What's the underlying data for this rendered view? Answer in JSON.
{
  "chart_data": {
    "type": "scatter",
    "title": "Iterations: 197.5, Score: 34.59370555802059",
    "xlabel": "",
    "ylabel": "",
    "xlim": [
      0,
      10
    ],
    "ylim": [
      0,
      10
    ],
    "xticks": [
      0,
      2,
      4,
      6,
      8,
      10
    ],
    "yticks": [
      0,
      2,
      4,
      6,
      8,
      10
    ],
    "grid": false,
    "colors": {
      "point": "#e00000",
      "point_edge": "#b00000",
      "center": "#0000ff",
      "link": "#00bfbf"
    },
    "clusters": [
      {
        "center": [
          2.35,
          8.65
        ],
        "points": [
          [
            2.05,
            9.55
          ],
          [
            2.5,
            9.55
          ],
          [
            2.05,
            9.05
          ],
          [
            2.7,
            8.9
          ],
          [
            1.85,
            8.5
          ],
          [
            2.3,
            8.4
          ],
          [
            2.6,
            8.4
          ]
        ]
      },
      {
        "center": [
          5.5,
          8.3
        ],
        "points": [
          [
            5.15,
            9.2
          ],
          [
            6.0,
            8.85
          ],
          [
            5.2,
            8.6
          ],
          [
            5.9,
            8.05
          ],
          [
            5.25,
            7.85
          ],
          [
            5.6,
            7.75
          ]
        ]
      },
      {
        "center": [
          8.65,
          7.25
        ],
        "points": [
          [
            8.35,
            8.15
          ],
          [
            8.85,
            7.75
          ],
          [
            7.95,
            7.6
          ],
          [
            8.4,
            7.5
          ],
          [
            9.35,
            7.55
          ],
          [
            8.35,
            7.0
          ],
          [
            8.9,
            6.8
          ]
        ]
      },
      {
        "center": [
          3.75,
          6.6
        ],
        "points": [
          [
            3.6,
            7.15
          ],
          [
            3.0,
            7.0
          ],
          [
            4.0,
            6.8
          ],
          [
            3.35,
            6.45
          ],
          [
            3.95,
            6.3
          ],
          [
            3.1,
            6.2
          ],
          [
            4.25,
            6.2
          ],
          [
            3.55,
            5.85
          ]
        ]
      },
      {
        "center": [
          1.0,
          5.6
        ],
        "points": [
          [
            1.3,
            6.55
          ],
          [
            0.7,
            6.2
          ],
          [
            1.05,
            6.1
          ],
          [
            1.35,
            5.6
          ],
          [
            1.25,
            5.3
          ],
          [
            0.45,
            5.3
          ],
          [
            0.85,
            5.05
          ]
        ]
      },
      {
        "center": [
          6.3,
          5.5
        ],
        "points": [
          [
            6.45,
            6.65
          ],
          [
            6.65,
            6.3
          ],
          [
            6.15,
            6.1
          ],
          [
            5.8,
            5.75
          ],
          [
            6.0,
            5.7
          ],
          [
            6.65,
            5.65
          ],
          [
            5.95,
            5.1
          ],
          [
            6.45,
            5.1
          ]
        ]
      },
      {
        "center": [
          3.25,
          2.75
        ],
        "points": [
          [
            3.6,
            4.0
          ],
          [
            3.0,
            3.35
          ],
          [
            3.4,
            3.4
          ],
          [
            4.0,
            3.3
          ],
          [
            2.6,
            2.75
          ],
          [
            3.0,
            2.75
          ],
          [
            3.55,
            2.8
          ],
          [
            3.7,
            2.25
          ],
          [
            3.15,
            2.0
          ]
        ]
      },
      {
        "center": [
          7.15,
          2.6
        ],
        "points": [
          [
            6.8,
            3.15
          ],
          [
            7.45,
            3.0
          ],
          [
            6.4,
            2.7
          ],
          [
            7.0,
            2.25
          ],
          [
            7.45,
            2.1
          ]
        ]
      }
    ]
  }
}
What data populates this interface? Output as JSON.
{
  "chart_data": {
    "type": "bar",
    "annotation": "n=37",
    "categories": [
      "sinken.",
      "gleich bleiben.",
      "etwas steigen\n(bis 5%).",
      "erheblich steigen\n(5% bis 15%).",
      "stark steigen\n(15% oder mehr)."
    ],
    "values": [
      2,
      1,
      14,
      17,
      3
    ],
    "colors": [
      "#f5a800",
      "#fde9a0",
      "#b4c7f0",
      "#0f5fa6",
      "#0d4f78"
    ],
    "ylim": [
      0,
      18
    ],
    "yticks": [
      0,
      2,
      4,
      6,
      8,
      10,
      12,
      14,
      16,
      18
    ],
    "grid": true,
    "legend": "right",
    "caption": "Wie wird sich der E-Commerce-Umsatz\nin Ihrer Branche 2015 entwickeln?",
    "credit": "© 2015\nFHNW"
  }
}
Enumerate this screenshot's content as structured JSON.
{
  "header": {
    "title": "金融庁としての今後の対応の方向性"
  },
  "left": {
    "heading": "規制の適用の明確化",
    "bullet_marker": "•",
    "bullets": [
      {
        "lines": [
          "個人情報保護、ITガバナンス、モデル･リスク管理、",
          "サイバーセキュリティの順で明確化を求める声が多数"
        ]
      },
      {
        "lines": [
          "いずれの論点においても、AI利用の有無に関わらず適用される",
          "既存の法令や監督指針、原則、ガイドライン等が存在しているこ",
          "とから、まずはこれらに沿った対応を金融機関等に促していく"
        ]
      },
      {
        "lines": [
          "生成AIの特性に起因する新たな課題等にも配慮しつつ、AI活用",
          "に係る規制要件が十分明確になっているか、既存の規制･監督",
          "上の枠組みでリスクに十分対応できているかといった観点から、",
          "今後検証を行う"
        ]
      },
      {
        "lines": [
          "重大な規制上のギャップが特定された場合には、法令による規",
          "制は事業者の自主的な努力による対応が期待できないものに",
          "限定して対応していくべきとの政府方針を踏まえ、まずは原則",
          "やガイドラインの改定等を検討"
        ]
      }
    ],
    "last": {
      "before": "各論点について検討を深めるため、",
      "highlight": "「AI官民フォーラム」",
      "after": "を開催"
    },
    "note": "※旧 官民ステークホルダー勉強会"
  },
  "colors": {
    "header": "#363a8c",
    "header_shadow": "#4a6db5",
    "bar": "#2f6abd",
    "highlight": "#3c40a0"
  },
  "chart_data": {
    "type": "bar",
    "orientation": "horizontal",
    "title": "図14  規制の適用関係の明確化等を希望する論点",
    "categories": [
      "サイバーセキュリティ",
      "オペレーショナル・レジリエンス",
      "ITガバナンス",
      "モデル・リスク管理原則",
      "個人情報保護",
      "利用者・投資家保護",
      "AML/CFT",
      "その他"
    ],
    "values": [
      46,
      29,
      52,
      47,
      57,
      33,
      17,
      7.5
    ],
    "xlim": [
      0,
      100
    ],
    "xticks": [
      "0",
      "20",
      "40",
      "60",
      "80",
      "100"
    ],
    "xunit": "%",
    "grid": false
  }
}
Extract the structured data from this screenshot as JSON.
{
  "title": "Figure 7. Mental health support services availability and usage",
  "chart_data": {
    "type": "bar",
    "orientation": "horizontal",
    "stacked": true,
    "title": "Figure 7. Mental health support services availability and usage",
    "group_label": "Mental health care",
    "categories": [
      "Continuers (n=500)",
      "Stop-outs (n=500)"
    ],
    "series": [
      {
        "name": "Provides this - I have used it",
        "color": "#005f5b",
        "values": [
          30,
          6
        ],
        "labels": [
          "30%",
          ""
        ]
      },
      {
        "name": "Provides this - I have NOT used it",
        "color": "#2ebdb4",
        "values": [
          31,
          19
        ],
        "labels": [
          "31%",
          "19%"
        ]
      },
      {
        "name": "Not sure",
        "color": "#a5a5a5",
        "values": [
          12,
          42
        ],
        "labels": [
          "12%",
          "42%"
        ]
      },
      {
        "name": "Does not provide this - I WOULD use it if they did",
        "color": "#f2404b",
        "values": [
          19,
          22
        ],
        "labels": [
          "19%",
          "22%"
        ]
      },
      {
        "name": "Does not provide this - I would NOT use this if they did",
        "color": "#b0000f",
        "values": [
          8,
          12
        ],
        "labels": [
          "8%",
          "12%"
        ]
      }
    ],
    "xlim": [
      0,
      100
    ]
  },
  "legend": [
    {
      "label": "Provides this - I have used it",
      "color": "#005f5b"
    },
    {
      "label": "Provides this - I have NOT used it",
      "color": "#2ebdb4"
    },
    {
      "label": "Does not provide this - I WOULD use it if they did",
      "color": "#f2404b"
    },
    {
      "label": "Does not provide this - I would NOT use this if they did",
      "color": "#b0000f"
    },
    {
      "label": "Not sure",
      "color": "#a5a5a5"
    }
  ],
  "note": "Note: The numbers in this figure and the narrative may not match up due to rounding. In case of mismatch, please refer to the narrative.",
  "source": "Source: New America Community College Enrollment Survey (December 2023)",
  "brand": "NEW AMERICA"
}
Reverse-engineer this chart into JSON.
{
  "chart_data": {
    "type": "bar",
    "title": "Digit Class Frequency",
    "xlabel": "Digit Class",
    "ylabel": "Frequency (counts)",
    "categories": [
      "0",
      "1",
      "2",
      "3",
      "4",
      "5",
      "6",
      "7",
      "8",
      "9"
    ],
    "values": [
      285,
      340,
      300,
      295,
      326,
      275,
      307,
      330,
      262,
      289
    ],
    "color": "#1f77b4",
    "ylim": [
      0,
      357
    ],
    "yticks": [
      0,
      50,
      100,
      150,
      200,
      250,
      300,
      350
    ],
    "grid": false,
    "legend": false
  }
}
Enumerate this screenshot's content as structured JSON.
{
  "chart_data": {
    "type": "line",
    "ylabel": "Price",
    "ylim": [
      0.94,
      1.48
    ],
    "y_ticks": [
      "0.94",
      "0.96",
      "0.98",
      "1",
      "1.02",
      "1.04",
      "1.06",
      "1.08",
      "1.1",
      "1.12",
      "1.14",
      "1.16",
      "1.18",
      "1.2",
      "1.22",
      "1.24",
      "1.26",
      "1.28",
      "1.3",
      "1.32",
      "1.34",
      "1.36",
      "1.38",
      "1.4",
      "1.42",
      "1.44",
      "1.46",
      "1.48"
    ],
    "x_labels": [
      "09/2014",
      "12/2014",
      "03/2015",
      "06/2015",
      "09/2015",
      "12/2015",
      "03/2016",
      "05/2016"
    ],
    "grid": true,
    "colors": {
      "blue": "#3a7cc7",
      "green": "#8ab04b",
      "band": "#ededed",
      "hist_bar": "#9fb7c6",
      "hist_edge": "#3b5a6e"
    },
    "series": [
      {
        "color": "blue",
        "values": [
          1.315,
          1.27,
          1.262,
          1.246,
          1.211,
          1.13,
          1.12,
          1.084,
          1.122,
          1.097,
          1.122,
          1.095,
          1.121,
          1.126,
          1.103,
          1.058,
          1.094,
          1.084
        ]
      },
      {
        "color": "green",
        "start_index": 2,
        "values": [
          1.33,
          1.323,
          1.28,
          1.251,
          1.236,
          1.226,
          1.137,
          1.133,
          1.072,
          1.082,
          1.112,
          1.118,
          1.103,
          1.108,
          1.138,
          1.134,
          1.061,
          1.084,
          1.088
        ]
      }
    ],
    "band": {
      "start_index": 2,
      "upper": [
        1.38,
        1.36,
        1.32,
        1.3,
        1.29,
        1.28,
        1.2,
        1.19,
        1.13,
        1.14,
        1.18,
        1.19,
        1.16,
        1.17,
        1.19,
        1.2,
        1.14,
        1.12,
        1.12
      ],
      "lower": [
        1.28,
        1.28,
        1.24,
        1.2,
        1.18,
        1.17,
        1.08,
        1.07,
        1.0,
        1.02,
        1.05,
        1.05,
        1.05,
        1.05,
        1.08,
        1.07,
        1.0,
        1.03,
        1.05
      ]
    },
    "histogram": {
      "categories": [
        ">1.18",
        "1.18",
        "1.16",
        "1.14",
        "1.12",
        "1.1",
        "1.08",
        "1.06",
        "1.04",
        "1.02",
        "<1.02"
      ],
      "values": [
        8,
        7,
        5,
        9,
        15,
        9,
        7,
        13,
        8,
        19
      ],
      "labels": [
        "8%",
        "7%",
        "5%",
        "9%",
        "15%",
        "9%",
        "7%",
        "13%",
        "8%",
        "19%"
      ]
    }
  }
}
::::::
## WRITTEN PROBLEM
Go through the material and select each line with the string "health" in it.

## COMPLETE OUTPUT
  "title": "Figure 7. Mental health support services availability and usage",
    "title": "Figure 7. Mental health support services availability and usage",
    "group_label": "Mental health care",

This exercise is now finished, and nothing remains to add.